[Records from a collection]

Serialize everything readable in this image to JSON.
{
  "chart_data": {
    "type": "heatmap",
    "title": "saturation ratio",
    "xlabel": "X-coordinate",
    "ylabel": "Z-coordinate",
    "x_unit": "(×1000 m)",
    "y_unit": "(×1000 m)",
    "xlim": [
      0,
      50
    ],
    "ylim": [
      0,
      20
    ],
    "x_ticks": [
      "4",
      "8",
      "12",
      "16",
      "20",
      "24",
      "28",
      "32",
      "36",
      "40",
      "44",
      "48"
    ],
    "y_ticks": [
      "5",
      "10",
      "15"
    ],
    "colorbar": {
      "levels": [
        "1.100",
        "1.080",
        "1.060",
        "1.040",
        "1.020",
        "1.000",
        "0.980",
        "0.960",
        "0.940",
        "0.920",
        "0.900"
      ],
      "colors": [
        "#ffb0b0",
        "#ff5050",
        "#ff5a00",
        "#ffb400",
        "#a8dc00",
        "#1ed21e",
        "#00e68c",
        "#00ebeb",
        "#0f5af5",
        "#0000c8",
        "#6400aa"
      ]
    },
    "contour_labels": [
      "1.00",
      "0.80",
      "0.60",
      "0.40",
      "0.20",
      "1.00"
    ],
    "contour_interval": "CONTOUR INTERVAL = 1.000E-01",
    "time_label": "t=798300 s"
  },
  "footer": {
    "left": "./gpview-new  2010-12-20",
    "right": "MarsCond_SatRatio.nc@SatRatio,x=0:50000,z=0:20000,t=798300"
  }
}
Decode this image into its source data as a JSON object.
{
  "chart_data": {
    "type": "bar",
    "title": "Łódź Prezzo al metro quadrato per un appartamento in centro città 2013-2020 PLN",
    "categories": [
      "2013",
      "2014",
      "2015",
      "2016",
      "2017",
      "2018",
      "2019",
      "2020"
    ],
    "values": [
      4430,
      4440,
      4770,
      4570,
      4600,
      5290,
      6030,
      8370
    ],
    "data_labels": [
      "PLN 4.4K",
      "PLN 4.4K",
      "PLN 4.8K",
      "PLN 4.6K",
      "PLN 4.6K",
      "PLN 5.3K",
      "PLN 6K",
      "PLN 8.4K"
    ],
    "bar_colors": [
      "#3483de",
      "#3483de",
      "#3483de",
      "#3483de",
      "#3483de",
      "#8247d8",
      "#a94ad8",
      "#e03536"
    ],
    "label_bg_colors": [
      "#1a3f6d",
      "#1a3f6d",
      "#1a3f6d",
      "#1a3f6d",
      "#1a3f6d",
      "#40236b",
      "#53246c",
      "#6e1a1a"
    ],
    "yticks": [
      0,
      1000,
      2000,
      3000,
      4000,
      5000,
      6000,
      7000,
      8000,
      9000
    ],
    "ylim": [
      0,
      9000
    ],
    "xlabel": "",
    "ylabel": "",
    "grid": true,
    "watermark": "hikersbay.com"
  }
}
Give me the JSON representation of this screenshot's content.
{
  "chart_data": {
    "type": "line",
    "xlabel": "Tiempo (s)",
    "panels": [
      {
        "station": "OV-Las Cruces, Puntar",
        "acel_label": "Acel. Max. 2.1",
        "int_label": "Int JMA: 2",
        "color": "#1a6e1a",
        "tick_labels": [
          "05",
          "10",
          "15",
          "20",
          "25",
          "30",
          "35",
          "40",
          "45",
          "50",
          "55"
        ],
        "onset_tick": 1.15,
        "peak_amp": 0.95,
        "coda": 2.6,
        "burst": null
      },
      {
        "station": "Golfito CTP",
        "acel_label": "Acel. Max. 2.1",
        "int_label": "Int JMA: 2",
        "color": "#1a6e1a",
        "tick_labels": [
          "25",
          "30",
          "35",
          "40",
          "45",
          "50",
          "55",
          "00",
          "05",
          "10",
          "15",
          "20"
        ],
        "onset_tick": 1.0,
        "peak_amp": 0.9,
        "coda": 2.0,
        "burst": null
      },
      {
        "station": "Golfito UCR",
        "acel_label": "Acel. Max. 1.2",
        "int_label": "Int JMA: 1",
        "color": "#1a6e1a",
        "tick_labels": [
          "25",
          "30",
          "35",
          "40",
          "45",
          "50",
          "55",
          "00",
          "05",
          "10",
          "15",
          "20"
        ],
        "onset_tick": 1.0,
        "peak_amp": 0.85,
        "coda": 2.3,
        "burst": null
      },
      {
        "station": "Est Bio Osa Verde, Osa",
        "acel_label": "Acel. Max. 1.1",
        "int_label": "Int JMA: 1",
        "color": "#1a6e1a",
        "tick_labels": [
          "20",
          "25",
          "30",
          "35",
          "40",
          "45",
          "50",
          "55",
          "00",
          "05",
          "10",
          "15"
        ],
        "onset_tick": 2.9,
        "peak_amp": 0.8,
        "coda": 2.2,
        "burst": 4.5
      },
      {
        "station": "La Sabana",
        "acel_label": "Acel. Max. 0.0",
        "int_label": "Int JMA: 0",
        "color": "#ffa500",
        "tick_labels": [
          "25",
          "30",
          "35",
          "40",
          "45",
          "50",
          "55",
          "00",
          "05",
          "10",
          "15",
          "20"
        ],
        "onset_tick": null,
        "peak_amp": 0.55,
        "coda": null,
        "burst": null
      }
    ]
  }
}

# SHORT PROBLEM:
Give the entries once more, exactly as they appear.

# FULL SOLUTION:
Serialize everything readable in this image to JSON.
{
  "chart_data": {
    "type": "heatmap",
    "title": "saturation ratio",
    "xlabel": "X-coordinate",
    "ylabel": "Z-coordinate",
    "x_unit": "(×1000 m)",
    "y_unit": "(×1000 m)",
    "xlim": [
      0,
      50
    ],
    "ylim": [
      0,
      20
    ],
    "x_ticks": [
      "4",
      "8",
      "12",
      "16",
      "20",
      "24",
      "28",
      "32",
      "36",
      "40",
      "44",
      "48"
    ],
    "y_ticks": [
      "5",
      "10",
      "15"
    ],
    "colorbar": {
      "levels": [
        "1.100",
        "1.080",
        "1.060",
        "1.040",
        "1.020",
        "1.000",
        "0.980",
        "0.960",
        "0.940",
        "0.920",
        "0.900"
      ],
      "colors": [
        "#ffb0b0",
        "#ff5050",
        "#ff5a00",
        "#ffb400",
        "#a8dc00",
        "#1ed21e",
        "#00e68c",
        "#00ebeb",
        "#0f5af5",
        "#0000c8",
        "#6400aa"
      ]
    },
    "contour_labels": [
      "1.00",
      "0.80",
      "0.60",
      "0.40",
      "0.20",
      "1.00"
    ],
    "contour_interval": "CONTOUR INTERVAL = 1.000E-01",
    "time_label": "t=798300 s"
  },
  "footer": {
    "left": "./gpview-new  2010-12-20",
    "right": "MarsCond_SatRatio.nc@SatRatio,x=0:50000,z=0:20000,t=798300"
  }
}
Decode this image into its source data as a JSON object.
{
  "chart_data": {
    "type": "bar",
    "title": "Łódź Prezzo al metro quadrato per un appartamento in centro città 2013-2020 PLN",
    "categories": [
      "2013",
      "2014",
      "2015",
      "2016",
      "2017",
      "2018",
      "2019",
      "2020"
    ],
    "values": [
      4430,
      4440,
      4770,
      4570,
      4600,
      5290,
      6030,
      8370
    ],
    "data_labels": [
      "PLN 4.4K",
      "PLN 4.4K",
      "PLN 4.8K",
      "PLN 4.6K",
      "PLN 4.6K",
      "PLN 5.3K",
      "PLN 6K",
      "PLN 8.4K"
    ],
    "bar_colors": [
      "#3483de",
      "#3483de",
      "#3483de",
      "#3483de",
      "#3483de",
      "#8247d8",
      "#a94ad8",
      "#e03536"
    ],
    "label_bg_colors": [
      "#1a3f6d",
      "#1a3f6d",
      "#1a3f6d",
      "#1a3f6d",
      "#1a3f6d",
      "#40236b",
      "#53246c",
      "#6e1a1a"
    ],
    "yticks": [
      0,
      1000,
      2000,
      3000,
      4000,
      5000,
      6000,
      7000,
      8000,
      9000
    ],
    "ylim": [
      0,
      9000
    ],
    "xlabel": "",
    "ylabel": "",
    "grid": true,
    "watermark": "hikersbay.com"
  }
}
Give me the JSON representation of this screenshot's content.
{
  "chart_data": {
    "type": "line",
    "xlabel": "Tiempo (s)",
    "panels": [
      {
        "station": "OV-Las Cruces, Puntar",
        "acel_label": "Acel. Max. 2.1",
        "int_label": "Int JMA: 2",
        "color": "#1a6e1a",
        "tick_labels": [
          "05",
          "10",
          "15",
          "20",
          "25",
          "30",
          "35",
          "40",
          "45",
          "50",
          "55"
        ],
        "onset_tick": 1.15,
        "peak_amp": 0.95,
        "coda": 2.6,
        "burst": null
      },
      {
        "station": "Golfito CTP",
        "acel_label": "Acel. Max. 2.1",
        "int_label": "Int JMA: 2",
        "color": "#1a6e1a",
        "tick_labels": [
          "25",
          "30",
          "35",
          "40",
          "45",
          "50",
          "55",
          "00",
          "05",
          "10",
          "15",
          "20"
        ],
        "onset_tick": 1.0,
        "peak_amp": 0.9,
        "coda": 2.0,
        "burst": null
      },
      {
        "station": "Golfito UCR",
        "acel_label": "Acel. Max. 1.2",
        "int_label": "Int JMA: 1",
        "color": "#1a6e1a",
        "tick_labels": [
          "25",
          "30",
          "35",
          "40",
          "45",
          "50",
          "55",
          "00",
          "05",
          "10",
          "15",
          "20"
        ],
        "onset_tick": 1.0,
        "peak_amp": 0.85,
        "coda": 2.3,
        "burst": null
      },
      {
        "station": "Est Bio Osa Verde, Osa",
        "acel_label": "Acel. Max. 1.1",
        "int_label": "Int JMA: 1",
        "color": "#1a6e1a",
        "tick_labels": [
          "20",
          "25",
          "30",
          "35",
          "40",
          "45",
          "50",
          "55",
          "00",
          "05",
          "10",
          "15"
        ],
        "onset_tick": 2.9,
        "peak_amp": 0.8,
        "coda": 2.2,
        "burst": 4.5
      },
      {
        "station": "La Sabana",
        "acel_label": "Acel. Max. 0.0",
        "int_label": "Int JMA: 0",
        "color": "#ffa500",
        "tick_labels": [
          "25",
          "30",
          "35",
          "40",
          "45",
          "50",
          "55",
          "00",
          "05",
          "10",
          "15",
          "20"
        ],
        "onset_tick": null,
        "peak_amp": 0.55,
        "coda": null,
        "burst": null
      }
    ]
  }
}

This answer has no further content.